-- Start The data --
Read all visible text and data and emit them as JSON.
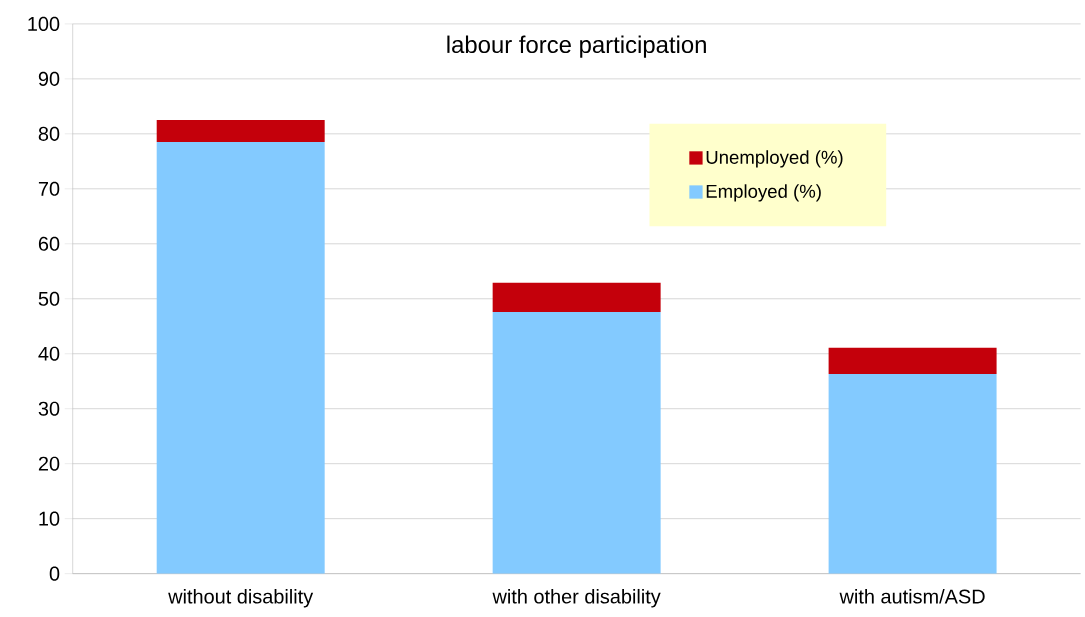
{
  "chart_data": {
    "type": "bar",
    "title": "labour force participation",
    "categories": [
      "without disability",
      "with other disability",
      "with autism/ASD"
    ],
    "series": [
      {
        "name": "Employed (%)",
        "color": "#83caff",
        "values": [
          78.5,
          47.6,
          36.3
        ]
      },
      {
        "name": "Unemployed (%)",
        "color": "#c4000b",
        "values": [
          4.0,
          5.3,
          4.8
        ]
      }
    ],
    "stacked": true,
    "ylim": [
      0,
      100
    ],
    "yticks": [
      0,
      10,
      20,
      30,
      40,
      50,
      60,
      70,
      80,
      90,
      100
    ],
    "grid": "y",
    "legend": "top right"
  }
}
-- End The data --
What the task asks: Output the data exactly. Pictures don't belong in the result.

Answer below:
Read all visible text and data and emit them as JSON.
{
  "chart_data": {
    "type": "bar",
    "title": "labour force participation",
    "categories": [
      "without disability",
      "with other disability",
      "with autism/ASD"
    ],
    "series": [
      {
        "name": "Employed (%)",
        "color": "#83caff",
        "values": [
          78.5,
          47.6,
          36.3
        ]
      },
      {
        "name": "Unemployed (%)",
        "color": "#c4000b",
        "values": [
          4.0,
          5.3,
          4.8
        ]
      }
    ],
    "stacked": true,
    "ylim": [
      0,
      100
    ],
    "yticks": [
      0,
      10,
      20,
      30,
      40,
      50,
      60,
      70,
      80,
      90,
      100
    ],
    "grid": "y",
    "legend": "top right"
  }
}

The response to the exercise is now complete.